§ **ZITIERTER TEXTAUSZUG**:
▬▬▬

Anmerken möchte ich noch, dass eine 2Mann Bereitschaft sehr hart ist. Wenn Dein Kollege Sommerurlaub macht, hast Du vielleicht 5 Wochen Bereitschaft am Stück.
Falls Ihr einen Betriebsrat habt, sprich mit Ihm, ob das überhaupt zulässig ist und schau mal in Deinen Arbeitsvertrag, ob Du dazu gezwungen werden kannst.
Gruss
Audsuperuser


----------



## kermit (18 April 2008)

auch mal z.B. hier nachlesen:

http://dialog.igmetall.de/Rufbereitschaft.160.0.html

könnte sein, dass Dein Arbeitgeber da hart am Bereitschaftsdienst vorbeischrammt, wenn Dein Aufenthaltsort so gar nicht mehr selbstbestimmt ist. Und wenn die Arbeitseinsätze sich häufen, dann wird es auch mit den Ruhezeiten eng ...


----------



## maxi (18 April 2008)

Das ist ja interessant.


*Einhaltung des Arbeitszeitgesetzes* 
Es ist darauf zu achten, dass die 11-stündige Ruhezeit gemäß §5 des Arbeitszeitgesetzes eingehalten wird.

▬▬▬

§ **BEREITGESTELLTE EINTRÄGE**:
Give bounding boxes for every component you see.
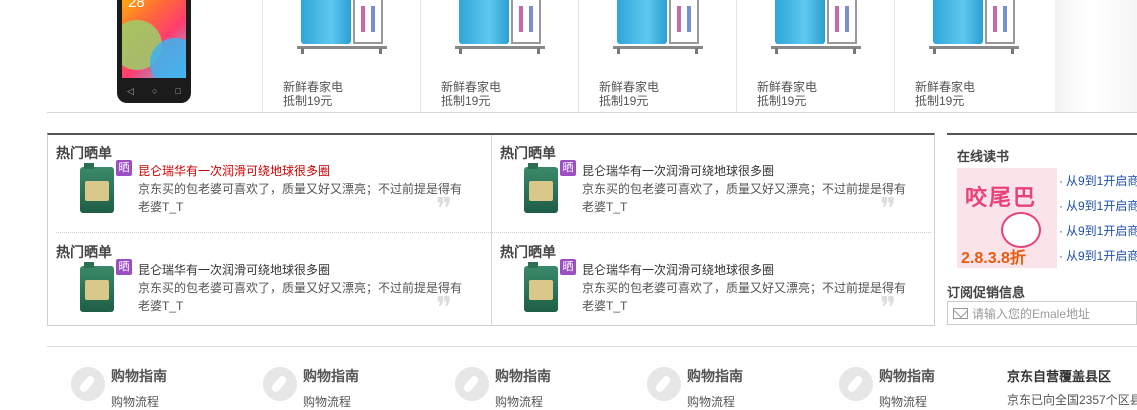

▬▬▬

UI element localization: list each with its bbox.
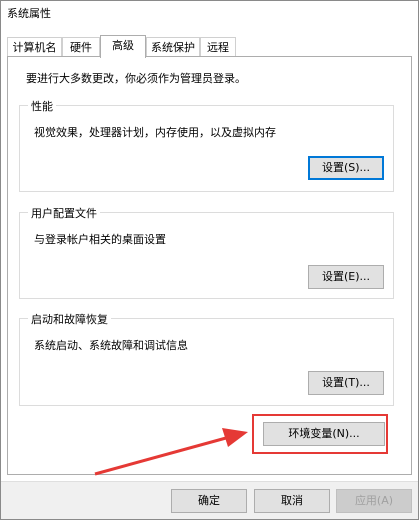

▬▬▬

§ **AUFGABEN BEARBEITEN**:
(A) Prüfe für jede Aussage (i) bis (iii), ob sie mit dem Textauszug zur Rufbereitschaft übereinstimmt. Antworte jeweils mit Ja oder Nein und zitiere die entscheidenden Worte wörtlich.
(i) Bei einer Zwei-Mann-Bereitschaft kann man während des Sommerurlaubs des Kollegen etwa fünf Wochen ohne Unterbrechung Bereitschaft haben.
(ii) Zur Frage der Zulässigkeit wird empfohlen, sich an die Geschäftsleitung zu wenden.
(iii) Die Ruhezeit nach §5 des Arbeitszeitgesetzes beträgt acht Stunden.
(B) Beantworte anhand des Textauszugs zur Rufbereitschaft die folgenden Fragen knapp:
(i) Welcher Teilnehmer verweist auf eine Seite der IG Metall?
(ii) In welchem Dokument soll man nachsehen, ob man zur Bereitschaft gezwungen werden kann?
(iii) Wie viele Stunden Ruhezeit sind einzuhalten?
(C) Führe den Textauszug zur Rufbereitschaft nach seinem letzten Satz weiter.
Die Einträge haben eine andere Herkunft als der Textauszug.

§ **LÖSUNGEN**:
(A)
(i) Ja: „Wenn Dein Kollege Sommerurlaub macht, hast Du vielleicht 5 Wochen Bereitschaft am Stück.“
(ii) Nein: „Falls Ihr einen Betriebsrat habt, sprich mit Ihm, ob das überhaupt zulässig ist“
(iii) Nein: „die 11-stündige Ruhezeit gemäß §5 des Arbeitszeitgesetzes“

(B)
(i) kermit
(ii) im Arbeitsvertrag
(iii) 11 Stunden

(C)
Falls demnach ein Einsatz während der Rufbereitschaft in der Zeit zwischen 22.00 Uhr und 6.00 Uhr vor einem Arbeitstag erfolgt, wird die Arbeitszeit am gleichen Tag in Form einer sofortigen bezahlten Freischicht - unabhängig von der Dauer der Einsätze - ausgeglichen, sofern die Ruhezeit zu Beginn des Einsatzes noch nicht abgelaufen war. In diesem Falle wird die Arbeitszeit für den Einsatz während der Rufbereitschaft nicht bezahlt, Nachtarbeitszuschläge gibt es trotzdem


----------



## mitchih (18 April 2008)

kermit schrieb:


> auch mal z.B. hier nachlesen:
> 
> http://dialog.igmetall.de/Rufbereitschaft.160.0.html
> 
> könnte sein, dass Dein Arbeitgeber da hart am Bereitschaftsdienst vorbeischrammt, wenn Dein Aufenthaltsort so gar nicht mehr selbstbestimmt ist. Und wenn die Arbeitseinsätze sich häufen, dann wird es auch mit den Ruhezeiten eng ...


 
interessanter Beitrag, vermutlich wäre ich dann die komplette Woche zu Hause.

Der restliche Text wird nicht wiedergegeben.